### Exercise brief
Count the lines below that contain "original". Give only the number.

### Given data

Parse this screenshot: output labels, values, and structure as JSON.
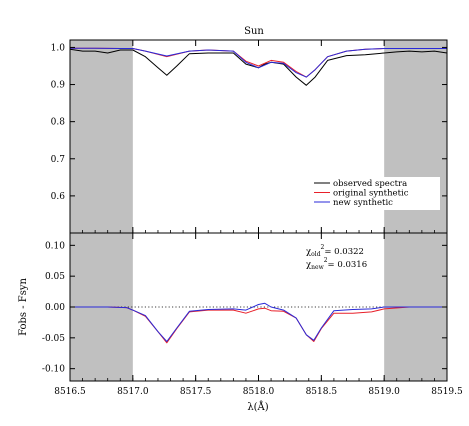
{
  "chart_data": {
    "type": "line",
    "title": "Sun",
    "xlabel": "λ(Å)",
    "xlim": [
      8516.5,
      8519.5
    ],
    "x_ticks": [
      "8516.5",
      "8517.0",
      "8517.5",
      "8518.0",
      "8518.5",
      "8519.0",
      "8519.5"
    ],
    "shaded_regions": [
      [
        8516.5,
        8517.0
      ],
      [
        8519.0,
        8519.5
      ]
    ],
    "colors": {
      "observed": "#000000",
      "original": "#e8202a",
      "new": "#2a2ad8",
      "shade": "#c0c0c0"
    },
    "top_panel": {
      "ylabel": "",
      "ylim": [
        0.5,
        1.02
      ],
      "y_ticks": [
        "0.6",
        "0.7",
        "0.8",
        "0.9",
        "1.0"
      ],
      "legend": {
        "position": "lower-right",
        "entries": [
          "observed spectra",
          "original synthetic",
          "new synthetic"
        ]
      },
      "series": [
        {
          "name": "observed spectra",
          "x": [
            8516.5,
            8516.6,
            8516.7,
            8516.8,
            8516.9,
            8517.0,
            8517.1,
            8517.2,
            8517.27,
            8517.35,
            8517.45,
            8517.6,
            8517.8,
            8517.9,
            8518.0,
            8518.05,
            8518.1,
            8518.2,
            8518.3,
            8518.38,
            8518.45,
            8518.55,
            8518.7,
            8518.85,
            8519.0,
            8519.1,
            8519.2,
            8519.3,
            8519.4,
            8519.5
          ],
          "y": [
            0.995,
            0.99,
            0.99,
            0.985,
            0.993,
            0.993,
            0.975,
            0.945,
            0.925,
            0.95,
            0.983,
            0.985,
            0.985,
            0.955,
            0.945,
            0.955,
            0.96,
            0.955,
            0.92,
            0.898,
            0.92,
            0.965,
            0.978,
            0.98,
            0.985,
            0.988,
            0.99,
            0.988,
            0.99,
            0.985
          ]
        },
        {
          "name": "original synthetic",
          "x": [
            8516.5,
            8516.7,
            8516.9,
            8517.0,
            8517.1,
            8517.27,
            8517.45,
            8517.6,
            8517.8,
            8517.9,
            8518.0,
            8518.1,
            8518.2,
            8518.3,
            8518.38,
            8518.45,
            8518.55,
            8518.7,
            8518.85,
            8519.0,
            8519.2,
            8519.5
          ],
          "y": [
            0.998,
            0.998,
            0.997,
            0.997,
            0.99,
            0.975,
            0.99,
            0.993,
            0.99,
            0.963,
            0.95,
            0.965,
            0.96,
            0.935,
            0.92,
            0.94,
            0.975,
            0.99,
            0.995,
            0.997,
            0.997,
            0.997
          ]
        },
        {
          "name": "new synthetic",
          "x": [
            8516.5,
            8516.7,
            8516.9,
            8517.0,
            8517.1,
            8517.27,
            8517.45,
            8517.6,
            8517.8,
            8517.9,
            8518.0,
            8518.1,
            8518.2,
            8518.3,
            8518.38,
            8518.45,
            8518.55,
            8518.7,
            8518.85,
            8519.0,
            8519.2,
            8519.5
          ],
          "y": [
            0.998,
            0.998,
            0.997,
            0.997,
            0.99,
            0.977,
            0.99,
            0.993,
            0.99,
            0.96,
            0.945,
            0.96,
            0.957,
            0.932,
            0.92,
            0.94,
            0.975,
            0.99,
            0.995,
            0.997,
            0.997,
            0.997
          ]
        }
      ]
    },
    "bottom_panel": {
      "ylabel": "Fobs - Fsyn",
      "ylim": [
        -0.12,
        0.12
      ],
      "y_ticks": [
        "-0.10",
        "-0.05",
        "0.00",
        "0.05",
        "0.10"
      ],
      "zero_line": "dotted",
      "annotations": {
        "chi_old_label": "χ",
        "chi_old_sub": "old",
        "chi_old_value": "= 0.0322",
        "chi_new_label": "χ",
        "chi_new_sub": "new",
        "chi_new_value": "= 0.0316",
        "superscript": "2"
      },
      "series": [
        {
          "name": "original synthetic",
          "x": [
            8516.5,
            8516.8,
            8516.95,
            8517.0,
            8517.1,
            8517.2,
            8517.27,
            8517.35,
            8517.45,
            8517.6,
            8517.8,
            8517.9,
            8518.0,
            8518.05,
            8518.1,
            8518.2,
            8518.3,
            8518.38,
            8518.44,
            8518.5,
            8518.6,
            8518.75,
            8518.9,
            8519.0,
            8519.2,
            8519.5
          ],
          "y": [
            0.0,
            0.0,
            -0.001,
            -0.005,
            -0.015,
            -0.04,
            -0.058,
            -0.035,
            -0.008,
            -0.005,
            -0.005,
            -0.01,
            -0.003,
            -0.002,
            -0.006,
            -0.007,
            -0.018,
            -0.045,
            -0.056,
            -0.035,
            -0.01,
            -0.01,
            -0.008,
            -0.003,
            0.0,
            0.0
          ]
        },
        {
          "name": "new synthetic",
          "x": [
            8516.5,
            8516.8,
            8516.95,
            8517.0,
            8517.1,
            8517.2,
            8517.27,
            8517.35,
            8517.45,
            8517.6,
            8517.8,
            8517.9,
            8518.0,
            8518.05,
            8518.1,
            8518.2,
            8518.3,
            8518.38,
            8518.44,
            8518.5,
            8518.6,
            8518.75,
            8518.9,
            8519.0,
            8519.2,
            8519.5
          ],
          "y": [
            0.0,
            0.0,
            -0.001,
            -0.005,
            -0.014,
            -0.04,
            -0.056,
            -0.034,
            -0.007,
            -0.004,
            -0.003,
            -0.005,
            0.004,
            0.006,
            0.0,
            -0.005,
            -0.018,
            -0.045,
            -0.054,
            -0.034,
            -0.006,
            -0.004,
            -0.003,
            0.0,
            0.0,
            0.0
          ]
        }
      ]
    }
  }
}
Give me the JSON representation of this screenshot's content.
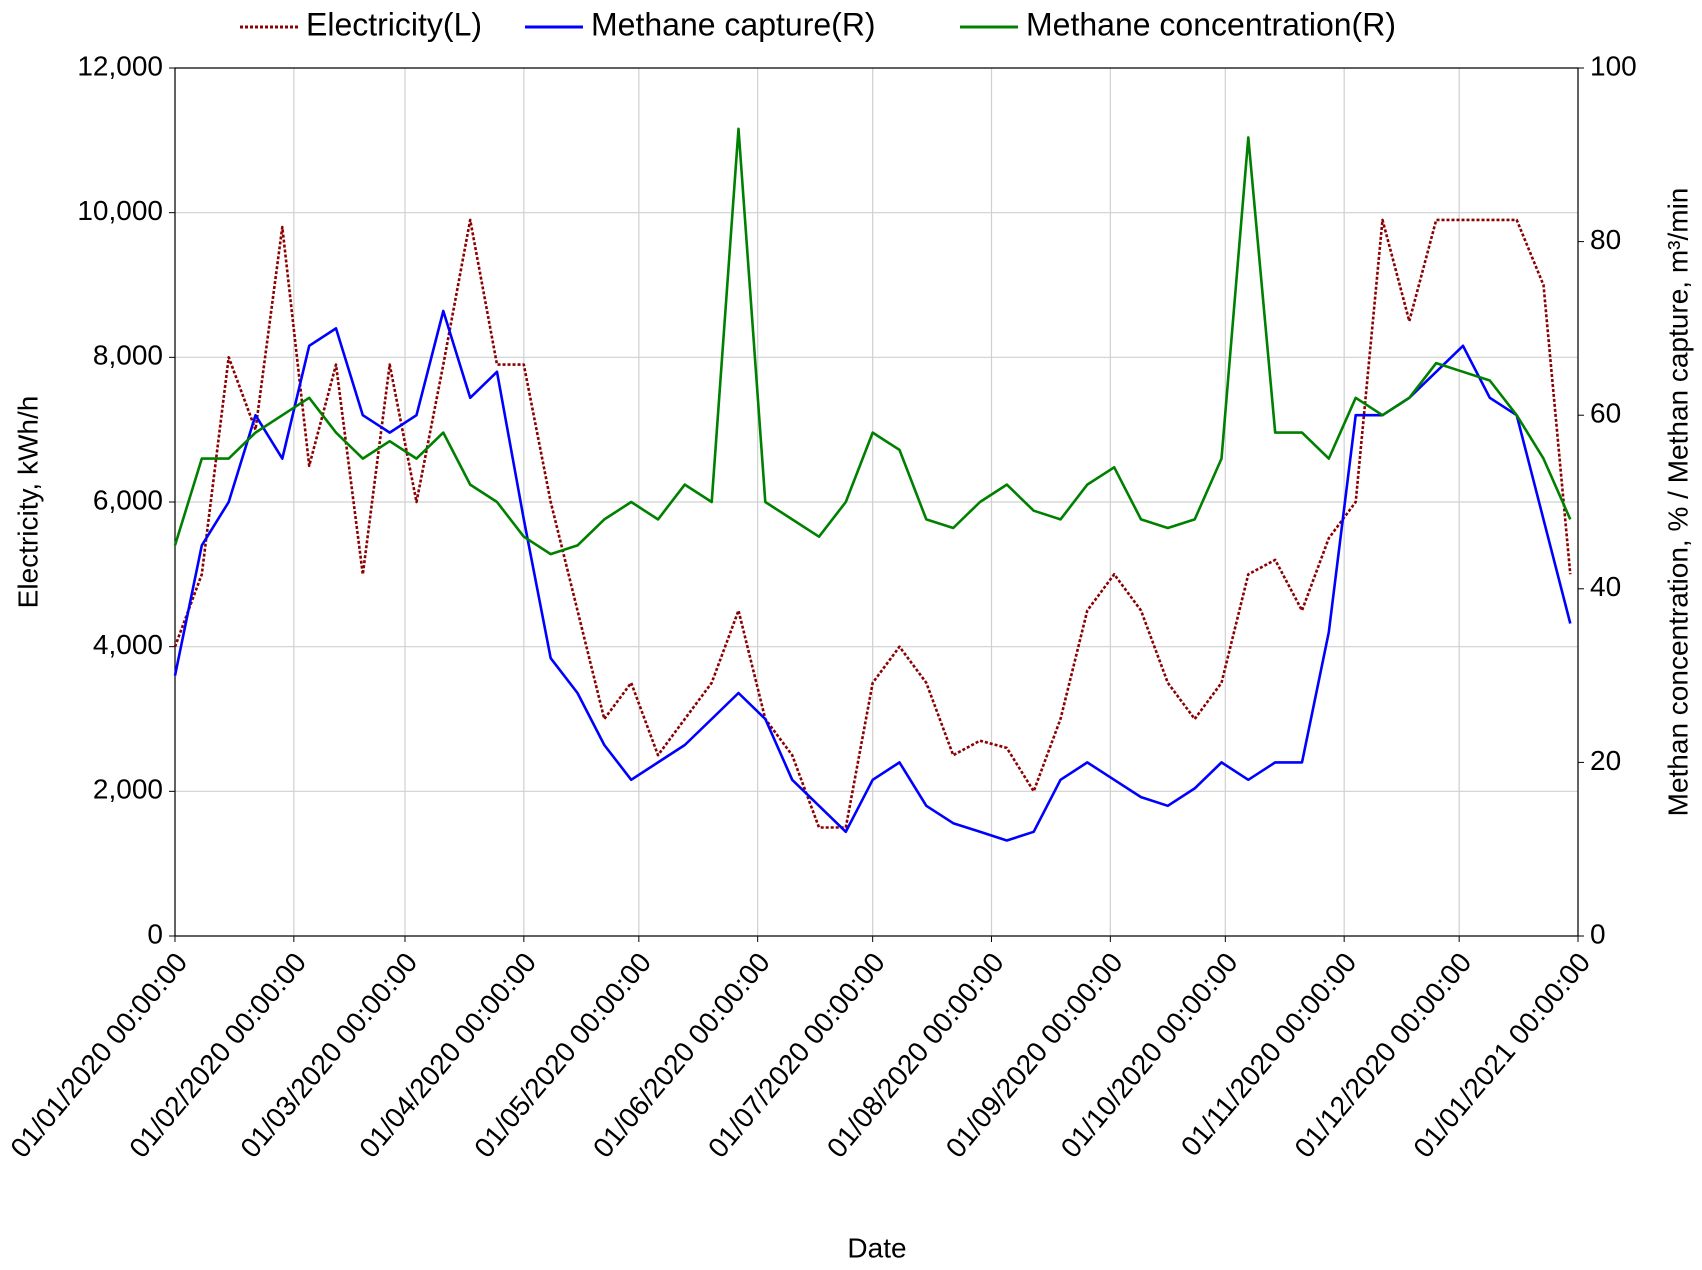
{
  "chart_data": {
    "type": "line",
    "xlabel": "Date",
    "ylabel": "Electricity, kWh/h",
    "y2label": "Methan concentration, % / Methan capture, m³/min",
    "legend": "top",
    "grid": true,
    "x": [
      "2020-01-01",
      "2020-01-08",
      "2020-01-15",
      "2020-01-22",
      "2020-01-29",
      "2020-02-05",
      "2020-02-12",
      "2020-02-19",
      "2020-02-26",
      "2020-03-04",
      "2020-03-11",
      "2020-03-18",
      "2020-03-25",
      "2020-04-01",
      "2020-04-08",
      "2020-04-15",
      "2020-04-22",
      "2020-04-29",
      "2020-05-06",
      "2020-05-13",
      "2020-05-20",
      "2020-05-27",
      "2020-06-03",
      "2020-06-10",
      "2020-06-17",
      "2020-06-24",
      "2020-07-01",
      "2020-07-08",
      "2020-07-15",
      "2020-07-22",
      "2020-07-29",
      "2020-08-05",
      "2020-08-12",
      "2020-08-19",
      "2020-08-26",
      "2020-09-02",
      "2020-09-09",
      "2020-09-16",
      "2020-09-23",
      "2020-09-30",
      "2020-10-07",
      "2020-10-14",
      "2020-10-21",
      "2020-10-28",
      "2020-11-04",
      "2020-11-11",
      "2020-11-18",
      "2020-11-25",
      "2020-12-02",
      "2020-12-09",
      "2020-12-16",
      "2020-12-23",
      "2020-12-30"
    ],
    "xlim": [
      "2020-01-01",
      "2021-01-01"
    ],
    "xticks": [
      {
        "value": "2020-01-01",
        "label": "01/01/2020 00:00:00"
      },
      {
        "value": "2020-02-01",
        "label": "01/02/2020 00:00:00"
      },
      {
        "value": "2020-03-01",
        "label": "01/03/2020 00:00:00"
      },
      {
        "value": "2020-04-01",
        "label": "01/04/2020 00:00:00"
      },
      {
        "value": "2020-05-01",
        "label": "01/05/2020 00:00:00"
      },
      {
        "value": "2020-06-01",
        "label": "01/06/2020 00:00:00"
      },
      {
        "value": "2020-07-01",
        "label": "01/07/2020 00:00:00"
      },
      {
        "value": "2020-08-01",
        "label": "01/08/2020 00:00:00"
      },
      {
        "value": "2020-09-01",
        "label": "01/09/2020 00:00:00"
      },
      {
        "value": "2020-10-01",
        "label": "01/10/2020 00:00:00"
      },
      {
        "value": "2020-11-01",
        "label": "01/11/2020 00:00:00"
      },
      {
        "value": "2020-12-01",
        "label": "01/12/2020 00:00:00"
      },
      {
        "value": "2021-01-01",
        "label": "01/01/2021 00:00:00"
      }
    ],
    "ylim": [
      0,
      12000
    ],
    "yticks": [
      0,
      {
        "value": 2000,
        "label": "2,000"
      },
      {
        "value": 4000,
        "label": "4,000"
      },
      {
        "value": 6000,
        "label": "6,000"
      },
      {
        "value": 8000,
        "label": "8,000"
      },
      {
        "value": 10000,
        "label": "10,000"
      },
      {
        "value": 12000,
        "label": "12,000"
      }
    ],
    "y2lim": [
      0,
      100
    ],
    "y2ticks": [
      0,
      20,
      40,
      60,
      80,
      100
    ],
    "series": [
      {
        "name": "Electricity(L)",
        "color": "#8b0000",
        "style": "dotted",
        "values": [
          4000,
          5000,
          8000,
          7000,
          9800,
          6500,
          7900,
          5000,
          7900,
          6000,
          7900,
          9900,
          7900,
          7900,
          6000,
          4500,
          3000,
          3500,
          2500,
          3000,
          3500,
          4500,
          3000,
          2500,
          1500,
          1500,
          3500,
          4000,
          3500,
          2500,
          2700,
          2600,
          2000,
          3000,
          4500,
          5000,
          4500,
          3500,
          3000,
          3500,
          5000,
          5200,
          4500,
          5500,
          6000,
          9900,
          8500,
          9900,
          9900,
          9900,
          9900,
          9000,
          5000
        ]
      },
      {
        "name": "Methane capture(R)",
        "color": "#0000ff",
        "axis": "y2",
        "values": [
          30,
          45,
          50,
          60,
          55,
          68,
          70,
          60,
          58,
          60,
          72,
          62,
          65,
          48,
          32,
          28,
          22,
          18,
          20,
          22,
          25,
          28,
          25,
          18,
          15,
          12,
          18,
          20,
          15,
          13,
          12,
          11,
          12,
          18,
          20,
          18,
          16,
          15,
          17,
          20,
          18,
          20,
          20,
          35,
          60,
          60,
          62,
          65,
          68,
          62,
          60,
          48,
          36
        ]
      },
      {
        "name": "Methane concentration(R)",
        "color": "#008000",
        "axis": "y2",
        "values": [
          45,
          55,
          55,
          58,
          60,
          62,
          58,
          55,
          57,
          55,
          58,
          52,
          50,
          46,
          44,
          45,
          48,
          50,
          48,
          52,
          50,
          93,
          50,
          48,
          46,
          50,
          58,
          56,
          48,
          47,
          50,
          52,
          49,
          48,
          52,
          54,
          48,
          47,
          48,
          55,
          92,
          58,
          58,
          55,
          62,
          60,
          62,
          66,
          65,
          64,
          60,
          55,
          48
        ]
      }
    ]
  }
}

### The solution
4